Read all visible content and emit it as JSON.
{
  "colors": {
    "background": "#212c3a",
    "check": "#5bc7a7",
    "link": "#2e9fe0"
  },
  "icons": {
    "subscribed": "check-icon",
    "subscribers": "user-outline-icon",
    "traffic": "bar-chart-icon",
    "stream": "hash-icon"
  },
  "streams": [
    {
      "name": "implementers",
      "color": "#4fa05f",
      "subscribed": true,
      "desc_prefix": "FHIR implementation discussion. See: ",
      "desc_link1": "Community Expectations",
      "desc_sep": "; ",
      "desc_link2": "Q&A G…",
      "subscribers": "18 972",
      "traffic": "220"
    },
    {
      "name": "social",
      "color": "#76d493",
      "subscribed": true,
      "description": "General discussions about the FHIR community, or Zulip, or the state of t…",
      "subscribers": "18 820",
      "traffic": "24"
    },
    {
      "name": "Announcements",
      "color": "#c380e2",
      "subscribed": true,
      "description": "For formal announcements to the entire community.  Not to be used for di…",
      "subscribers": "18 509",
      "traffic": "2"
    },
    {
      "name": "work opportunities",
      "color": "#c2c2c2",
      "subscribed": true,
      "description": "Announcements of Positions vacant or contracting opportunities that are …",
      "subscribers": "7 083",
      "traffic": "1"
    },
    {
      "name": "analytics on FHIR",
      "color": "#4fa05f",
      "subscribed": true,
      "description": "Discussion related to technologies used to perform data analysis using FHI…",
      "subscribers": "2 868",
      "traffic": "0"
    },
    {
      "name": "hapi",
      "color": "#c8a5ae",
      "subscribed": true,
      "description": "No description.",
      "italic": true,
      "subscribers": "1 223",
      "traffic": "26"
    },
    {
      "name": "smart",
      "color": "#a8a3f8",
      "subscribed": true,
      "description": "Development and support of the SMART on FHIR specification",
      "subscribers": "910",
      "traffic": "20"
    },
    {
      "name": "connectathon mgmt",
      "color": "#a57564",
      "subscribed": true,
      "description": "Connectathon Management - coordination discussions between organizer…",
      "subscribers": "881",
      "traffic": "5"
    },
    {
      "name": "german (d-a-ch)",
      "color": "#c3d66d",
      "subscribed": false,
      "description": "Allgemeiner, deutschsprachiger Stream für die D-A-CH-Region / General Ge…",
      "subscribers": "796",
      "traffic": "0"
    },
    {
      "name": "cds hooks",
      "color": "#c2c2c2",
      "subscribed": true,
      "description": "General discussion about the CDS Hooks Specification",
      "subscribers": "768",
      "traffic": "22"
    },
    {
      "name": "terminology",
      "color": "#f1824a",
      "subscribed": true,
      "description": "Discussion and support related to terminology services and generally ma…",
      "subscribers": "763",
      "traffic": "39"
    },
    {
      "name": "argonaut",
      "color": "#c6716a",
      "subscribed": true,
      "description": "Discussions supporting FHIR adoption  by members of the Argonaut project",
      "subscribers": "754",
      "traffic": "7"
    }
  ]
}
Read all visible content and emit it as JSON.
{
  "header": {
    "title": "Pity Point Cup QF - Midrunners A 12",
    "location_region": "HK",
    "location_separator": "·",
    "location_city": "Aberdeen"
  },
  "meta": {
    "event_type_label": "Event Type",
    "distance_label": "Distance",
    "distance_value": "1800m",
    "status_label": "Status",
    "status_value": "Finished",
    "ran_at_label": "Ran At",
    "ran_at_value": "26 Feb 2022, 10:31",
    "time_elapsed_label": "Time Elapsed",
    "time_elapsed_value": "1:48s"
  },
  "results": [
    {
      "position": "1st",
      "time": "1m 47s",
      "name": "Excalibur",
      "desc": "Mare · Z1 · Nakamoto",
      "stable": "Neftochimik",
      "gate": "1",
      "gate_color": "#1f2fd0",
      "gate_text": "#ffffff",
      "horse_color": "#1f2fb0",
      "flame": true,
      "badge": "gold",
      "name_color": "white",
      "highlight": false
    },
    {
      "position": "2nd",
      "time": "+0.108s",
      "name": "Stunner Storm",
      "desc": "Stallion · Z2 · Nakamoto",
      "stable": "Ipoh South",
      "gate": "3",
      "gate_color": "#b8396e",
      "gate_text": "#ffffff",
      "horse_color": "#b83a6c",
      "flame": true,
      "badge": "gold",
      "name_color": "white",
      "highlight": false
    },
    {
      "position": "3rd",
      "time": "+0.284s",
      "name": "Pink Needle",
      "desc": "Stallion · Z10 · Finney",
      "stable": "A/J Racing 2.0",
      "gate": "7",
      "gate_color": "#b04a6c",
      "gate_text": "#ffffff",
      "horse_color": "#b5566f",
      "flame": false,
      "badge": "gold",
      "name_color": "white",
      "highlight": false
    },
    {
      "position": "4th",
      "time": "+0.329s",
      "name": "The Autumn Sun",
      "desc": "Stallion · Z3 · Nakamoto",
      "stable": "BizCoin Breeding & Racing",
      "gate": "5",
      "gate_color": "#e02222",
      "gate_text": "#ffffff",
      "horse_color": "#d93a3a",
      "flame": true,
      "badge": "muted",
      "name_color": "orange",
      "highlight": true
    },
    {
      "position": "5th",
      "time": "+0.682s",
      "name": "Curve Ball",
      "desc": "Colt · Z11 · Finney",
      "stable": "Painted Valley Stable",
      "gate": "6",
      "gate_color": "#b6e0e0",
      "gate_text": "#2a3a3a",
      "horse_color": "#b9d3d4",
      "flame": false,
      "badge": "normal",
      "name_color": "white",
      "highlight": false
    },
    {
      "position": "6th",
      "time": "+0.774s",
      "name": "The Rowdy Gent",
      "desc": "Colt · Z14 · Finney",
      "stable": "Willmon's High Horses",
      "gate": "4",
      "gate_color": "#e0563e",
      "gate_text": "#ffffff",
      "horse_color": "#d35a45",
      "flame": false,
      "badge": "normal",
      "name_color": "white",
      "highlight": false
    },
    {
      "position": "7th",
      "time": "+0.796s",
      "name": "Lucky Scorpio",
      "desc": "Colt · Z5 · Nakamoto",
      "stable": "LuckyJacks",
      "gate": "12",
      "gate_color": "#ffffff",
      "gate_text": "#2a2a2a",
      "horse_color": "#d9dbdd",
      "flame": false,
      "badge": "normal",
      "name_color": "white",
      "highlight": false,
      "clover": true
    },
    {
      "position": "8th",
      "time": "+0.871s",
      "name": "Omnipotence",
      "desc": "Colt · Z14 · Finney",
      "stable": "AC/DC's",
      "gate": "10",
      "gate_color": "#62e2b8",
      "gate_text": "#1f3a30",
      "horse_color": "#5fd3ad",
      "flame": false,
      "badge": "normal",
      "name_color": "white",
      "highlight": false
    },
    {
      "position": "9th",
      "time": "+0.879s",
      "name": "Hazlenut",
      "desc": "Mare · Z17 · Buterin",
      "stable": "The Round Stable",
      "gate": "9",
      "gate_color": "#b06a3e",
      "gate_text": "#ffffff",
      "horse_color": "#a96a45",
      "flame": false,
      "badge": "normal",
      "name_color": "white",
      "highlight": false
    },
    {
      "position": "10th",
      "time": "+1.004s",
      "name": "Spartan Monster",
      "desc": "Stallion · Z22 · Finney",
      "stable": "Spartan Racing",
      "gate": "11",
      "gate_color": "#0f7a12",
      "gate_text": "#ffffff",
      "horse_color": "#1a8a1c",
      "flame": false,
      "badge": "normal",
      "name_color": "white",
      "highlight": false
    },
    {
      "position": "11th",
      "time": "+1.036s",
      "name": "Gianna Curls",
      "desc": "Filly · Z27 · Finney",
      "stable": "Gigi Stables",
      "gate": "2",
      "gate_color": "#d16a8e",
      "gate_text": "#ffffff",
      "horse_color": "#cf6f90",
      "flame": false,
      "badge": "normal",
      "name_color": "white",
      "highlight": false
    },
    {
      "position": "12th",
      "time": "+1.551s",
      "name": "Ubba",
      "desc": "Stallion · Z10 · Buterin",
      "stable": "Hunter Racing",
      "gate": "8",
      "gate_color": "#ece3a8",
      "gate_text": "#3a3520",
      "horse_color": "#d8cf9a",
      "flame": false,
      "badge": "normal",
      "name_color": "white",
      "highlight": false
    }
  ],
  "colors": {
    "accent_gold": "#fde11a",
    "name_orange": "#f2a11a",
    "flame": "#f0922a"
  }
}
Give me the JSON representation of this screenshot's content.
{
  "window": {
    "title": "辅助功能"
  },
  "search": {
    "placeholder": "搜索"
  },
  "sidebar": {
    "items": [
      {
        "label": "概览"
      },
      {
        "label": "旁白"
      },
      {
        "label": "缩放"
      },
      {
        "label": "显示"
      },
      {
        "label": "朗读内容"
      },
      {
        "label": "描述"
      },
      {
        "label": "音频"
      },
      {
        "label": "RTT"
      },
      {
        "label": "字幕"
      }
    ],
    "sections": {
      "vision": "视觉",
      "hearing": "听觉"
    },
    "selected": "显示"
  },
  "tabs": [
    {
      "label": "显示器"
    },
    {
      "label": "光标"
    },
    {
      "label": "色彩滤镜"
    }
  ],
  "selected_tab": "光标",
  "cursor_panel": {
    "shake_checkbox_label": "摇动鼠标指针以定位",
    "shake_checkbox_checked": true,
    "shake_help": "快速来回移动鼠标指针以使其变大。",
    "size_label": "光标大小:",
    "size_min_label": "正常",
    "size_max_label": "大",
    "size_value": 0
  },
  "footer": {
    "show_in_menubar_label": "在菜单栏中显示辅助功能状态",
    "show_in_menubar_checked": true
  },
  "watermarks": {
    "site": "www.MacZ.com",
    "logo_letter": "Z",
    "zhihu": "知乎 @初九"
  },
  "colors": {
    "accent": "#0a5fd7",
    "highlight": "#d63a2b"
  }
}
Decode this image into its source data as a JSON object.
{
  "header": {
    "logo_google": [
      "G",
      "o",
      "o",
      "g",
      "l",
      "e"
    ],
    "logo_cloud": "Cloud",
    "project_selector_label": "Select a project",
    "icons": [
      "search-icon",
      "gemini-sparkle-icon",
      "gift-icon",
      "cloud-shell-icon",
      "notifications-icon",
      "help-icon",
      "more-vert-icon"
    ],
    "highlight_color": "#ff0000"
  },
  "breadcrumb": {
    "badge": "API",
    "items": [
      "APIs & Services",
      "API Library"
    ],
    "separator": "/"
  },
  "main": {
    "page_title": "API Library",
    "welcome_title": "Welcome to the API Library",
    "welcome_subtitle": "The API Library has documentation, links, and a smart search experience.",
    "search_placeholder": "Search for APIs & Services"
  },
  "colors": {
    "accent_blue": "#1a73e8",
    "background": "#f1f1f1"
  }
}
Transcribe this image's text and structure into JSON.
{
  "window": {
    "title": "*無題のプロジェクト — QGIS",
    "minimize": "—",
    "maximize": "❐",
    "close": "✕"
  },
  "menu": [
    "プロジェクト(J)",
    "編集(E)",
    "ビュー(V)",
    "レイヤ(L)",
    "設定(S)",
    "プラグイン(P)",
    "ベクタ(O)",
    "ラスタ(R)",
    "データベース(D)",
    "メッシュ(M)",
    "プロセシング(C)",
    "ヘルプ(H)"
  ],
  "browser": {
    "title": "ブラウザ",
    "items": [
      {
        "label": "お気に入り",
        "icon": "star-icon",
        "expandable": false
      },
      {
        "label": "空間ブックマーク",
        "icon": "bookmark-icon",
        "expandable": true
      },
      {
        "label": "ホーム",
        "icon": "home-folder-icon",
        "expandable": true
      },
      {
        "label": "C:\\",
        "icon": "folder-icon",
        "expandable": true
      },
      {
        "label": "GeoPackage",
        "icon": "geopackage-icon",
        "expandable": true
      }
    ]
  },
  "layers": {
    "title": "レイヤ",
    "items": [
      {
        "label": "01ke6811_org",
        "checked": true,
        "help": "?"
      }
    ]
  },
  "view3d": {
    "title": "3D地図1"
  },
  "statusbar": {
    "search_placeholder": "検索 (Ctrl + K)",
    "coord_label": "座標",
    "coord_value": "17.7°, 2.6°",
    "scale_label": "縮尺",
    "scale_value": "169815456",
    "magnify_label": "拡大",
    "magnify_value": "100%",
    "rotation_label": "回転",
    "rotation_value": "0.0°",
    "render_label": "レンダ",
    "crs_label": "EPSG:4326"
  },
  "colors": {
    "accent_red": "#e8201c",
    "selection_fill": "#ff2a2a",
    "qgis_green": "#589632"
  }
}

§

__YOUR OBJECTIVE__. Copy each line of the records that contains the word "APIs".

__TASK ANSWER__.
      "APIs & Services",
    "search_placeholder": "Search for APIs & Services"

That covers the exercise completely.